Текст документа
Итак, официальный нарратив в деле Пеннингтона-Саутвелла на первый взгляд выглядит убедительно: вспыльчивый человек нарывается на драку с более многочисленным противником, причем намного моложе себя; противник действует, конечно, неправильно, отвечая на вызов, но на самом деле не может от ответа воздержаться, ну и получилось то, что получилось. В самом убийстве никто не виноват, да и не было убийства - смерть наступила в спровоцированной жертвой драке, причем Пеннингтон был вооружен, и Саутвелла самого чуть не убили. Так что помилование вместо повешания выглядело справедливо. А за нарушение закона на виновных наложен более чем чувствительный штраф. То есть, всё разрешилось по закону, вопрос исчерпан.
Но документ может показаться убедительным только если его не сравнивать с другими документами о ссорах, приведших как минимум к драке. Тюдоровская юриспруденция известна буквоедством. Если две рыночные торговки вцепились друг другу в чепцы, то можете быть уверены, что найдете в отчете, в нарративах свидетелей, каждое оскорбление, которыми дамы при драке обменивались. А тут смертоубийство и сэры, придворные круги - и ни единого словечка о том, с чего такие страсти-то?

Задание A
Перечислите все меры наказания и его замены, которые упоминаются в тексте о деле Пеннингтона-Саутвелла.
Задание B
Чем, согласно тексту о деле Пеннингтона-Саутвелла, известна тюдоровская юриспруденция?
Задание C
Продолжите текст о деле Пеннингтона-Саутвелла с места, где он обрывается.
Строки взяты из другого источника и с текстом о деле Пеннингтона-Саутвелла не связаны.

Записи

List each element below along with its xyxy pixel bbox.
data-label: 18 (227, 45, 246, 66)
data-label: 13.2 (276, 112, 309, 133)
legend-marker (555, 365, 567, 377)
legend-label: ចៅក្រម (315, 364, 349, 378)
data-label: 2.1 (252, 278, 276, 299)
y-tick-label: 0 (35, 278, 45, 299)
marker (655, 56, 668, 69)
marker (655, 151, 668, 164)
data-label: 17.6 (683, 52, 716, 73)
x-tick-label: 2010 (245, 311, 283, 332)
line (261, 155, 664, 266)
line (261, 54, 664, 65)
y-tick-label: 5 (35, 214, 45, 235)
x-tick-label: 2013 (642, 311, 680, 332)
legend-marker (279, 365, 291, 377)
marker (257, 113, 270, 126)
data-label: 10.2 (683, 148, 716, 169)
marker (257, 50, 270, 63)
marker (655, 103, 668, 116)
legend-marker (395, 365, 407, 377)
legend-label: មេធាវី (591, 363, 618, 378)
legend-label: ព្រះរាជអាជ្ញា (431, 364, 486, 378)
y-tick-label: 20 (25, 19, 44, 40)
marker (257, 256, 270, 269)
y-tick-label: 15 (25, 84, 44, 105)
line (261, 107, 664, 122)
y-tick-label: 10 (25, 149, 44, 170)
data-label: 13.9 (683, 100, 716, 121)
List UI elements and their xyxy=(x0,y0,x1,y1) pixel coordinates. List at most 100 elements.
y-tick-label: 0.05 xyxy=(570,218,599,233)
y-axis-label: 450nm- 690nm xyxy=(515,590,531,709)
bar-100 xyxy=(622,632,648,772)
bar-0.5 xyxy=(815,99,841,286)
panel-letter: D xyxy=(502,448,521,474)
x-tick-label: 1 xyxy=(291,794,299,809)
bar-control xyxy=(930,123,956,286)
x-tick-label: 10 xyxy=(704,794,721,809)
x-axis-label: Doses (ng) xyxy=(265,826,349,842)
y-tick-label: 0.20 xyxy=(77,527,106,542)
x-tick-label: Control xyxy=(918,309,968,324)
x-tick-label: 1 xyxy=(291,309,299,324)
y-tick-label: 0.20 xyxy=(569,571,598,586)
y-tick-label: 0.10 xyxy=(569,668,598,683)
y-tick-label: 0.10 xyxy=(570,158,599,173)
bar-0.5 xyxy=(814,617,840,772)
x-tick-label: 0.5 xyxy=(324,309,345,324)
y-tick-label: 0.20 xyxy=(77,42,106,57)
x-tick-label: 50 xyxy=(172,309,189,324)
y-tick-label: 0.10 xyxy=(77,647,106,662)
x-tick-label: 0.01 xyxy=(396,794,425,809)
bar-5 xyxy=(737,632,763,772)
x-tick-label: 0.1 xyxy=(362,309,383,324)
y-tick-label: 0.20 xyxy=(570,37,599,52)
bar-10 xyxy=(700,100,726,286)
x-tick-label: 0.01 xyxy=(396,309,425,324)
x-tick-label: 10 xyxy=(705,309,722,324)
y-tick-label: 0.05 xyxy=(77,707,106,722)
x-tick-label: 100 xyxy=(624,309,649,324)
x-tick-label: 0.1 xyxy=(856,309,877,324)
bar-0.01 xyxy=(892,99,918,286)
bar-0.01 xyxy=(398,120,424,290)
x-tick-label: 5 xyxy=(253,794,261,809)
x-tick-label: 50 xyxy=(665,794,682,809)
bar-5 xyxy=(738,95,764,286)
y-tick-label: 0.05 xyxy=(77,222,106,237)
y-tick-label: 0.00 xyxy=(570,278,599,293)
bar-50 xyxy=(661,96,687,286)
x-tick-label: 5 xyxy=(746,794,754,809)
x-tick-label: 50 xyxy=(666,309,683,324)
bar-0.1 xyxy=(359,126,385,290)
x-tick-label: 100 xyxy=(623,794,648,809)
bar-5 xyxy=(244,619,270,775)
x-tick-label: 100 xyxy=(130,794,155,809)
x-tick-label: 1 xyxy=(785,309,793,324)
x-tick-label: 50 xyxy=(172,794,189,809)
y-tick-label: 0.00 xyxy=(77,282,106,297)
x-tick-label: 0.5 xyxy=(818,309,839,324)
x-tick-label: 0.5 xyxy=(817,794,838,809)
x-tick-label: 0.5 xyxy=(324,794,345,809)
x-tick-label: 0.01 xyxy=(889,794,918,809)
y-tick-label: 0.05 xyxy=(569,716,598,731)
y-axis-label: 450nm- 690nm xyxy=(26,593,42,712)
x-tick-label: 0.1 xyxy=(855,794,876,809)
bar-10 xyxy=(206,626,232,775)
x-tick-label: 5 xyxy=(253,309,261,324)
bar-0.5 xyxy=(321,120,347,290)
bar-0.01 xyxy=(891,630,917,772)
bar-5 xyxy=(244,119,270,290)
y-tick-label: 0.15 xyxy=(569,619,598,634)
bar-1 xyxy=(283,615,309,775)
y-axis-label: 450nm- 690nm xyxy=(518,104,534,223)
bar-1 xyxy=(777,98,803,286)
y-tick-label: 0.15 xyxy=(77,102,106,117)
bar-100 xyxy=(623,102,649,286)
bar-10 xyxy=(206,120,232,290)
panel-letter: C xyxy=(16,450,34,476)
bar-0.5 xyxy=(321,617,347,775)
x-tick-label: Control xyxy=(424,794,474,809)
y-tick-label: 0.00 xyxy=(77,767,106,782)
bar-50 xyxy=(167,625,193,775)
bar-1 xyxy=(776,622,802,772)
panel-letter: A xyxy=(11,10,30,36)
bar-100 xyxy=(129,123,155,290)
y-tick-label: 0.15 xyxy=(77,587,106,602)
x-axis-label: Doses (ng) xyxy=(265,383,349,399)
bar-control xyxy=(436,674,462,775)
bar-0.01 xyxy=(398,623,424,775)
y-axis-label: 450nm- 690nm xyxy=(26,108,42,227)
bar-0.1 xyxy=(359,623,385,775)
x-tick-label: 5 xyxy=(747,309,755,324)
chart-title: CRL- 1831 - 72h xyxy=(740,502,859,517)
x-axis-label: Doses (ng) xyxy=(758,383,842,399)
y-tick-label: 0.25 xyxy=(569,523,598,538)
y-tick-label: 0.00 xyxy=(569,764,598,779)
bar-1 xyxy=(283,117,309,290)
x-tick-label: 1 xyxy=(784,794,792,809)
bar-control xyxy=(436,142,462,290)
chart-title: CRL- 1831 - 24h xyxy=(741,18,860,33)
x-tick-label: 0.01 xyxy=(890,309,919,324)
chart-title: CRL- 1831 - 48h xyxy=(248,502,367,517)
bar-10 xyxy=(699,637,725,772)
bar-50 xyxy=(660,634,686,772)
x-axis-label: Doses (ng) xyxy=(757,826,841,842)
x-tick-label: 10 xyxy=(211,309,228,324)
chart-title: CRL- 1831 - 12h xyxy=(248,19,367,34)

Ответ A
- повешение
- помилование
- штраф

Ответ B
Буквоедством.

Ответ C
Судья Звездной палаты за работой
Само по себе отсутствие описания обстоятельств ссоры в вердикте не удивительно - вердикт говорит о последствиях случившегося, не о его причинах. Но в официальном нарративе, приложенном к "файлу" Пеннингтон-Саутвелл тоже не говорится ни слова об очень важных обстоятельствах. Например, о том, что Ричард Саутвелл служил у Томаса Говарда, герцога Норфолка, и был воспитан вместе с сыном герцога, Генри Говардом. И о том, что сэр Уильям Пеннингтон был родственником герцога Саффолка через брак. С нашей точки зрения, эти сведения могут показаться не относящимися к делу, но в 1500-х подобные связи составляли основу повседневной жизни, политики, общих интересов, круговой поруки. Они цементировали обществов целом и фракции этого общества в частности. Именно поэтому, с учетом связей вовлеченных, и то, что финал ссоры случился близ дворца, то есть не мог не иметь отношения к дворцовым делам, дело Пеннингтона-Саутвелла произвело такой фурор при дворе.
Ричард Саутвелл на портрете Гольбейна-младшего!
Через три дня после случившегося венецианский дипломат Карло Капелло отписал в дипломатической почте, что вообще-то инициатором ссоры был отнюдь не Пеннингтон, а Саутвелл, и потому, что герцогиня Саффолк, при дворе которой служил Пеннингтон, презрительно отозвалась о градусе добродетели в нраве Анны Болейн, на фокусы которой она насмотрелась ещё при французском дворе. Мэри Роуз действительно была бы смертельно опасна для Анны, если бы ее кавалера, короля, на тот момент вообще интересовала ее нравственность. Но как покажет будущее, он отлично умел закрывать глаза на прошлое своих женщин ради настоящего, или оно действительно было ему безразлично.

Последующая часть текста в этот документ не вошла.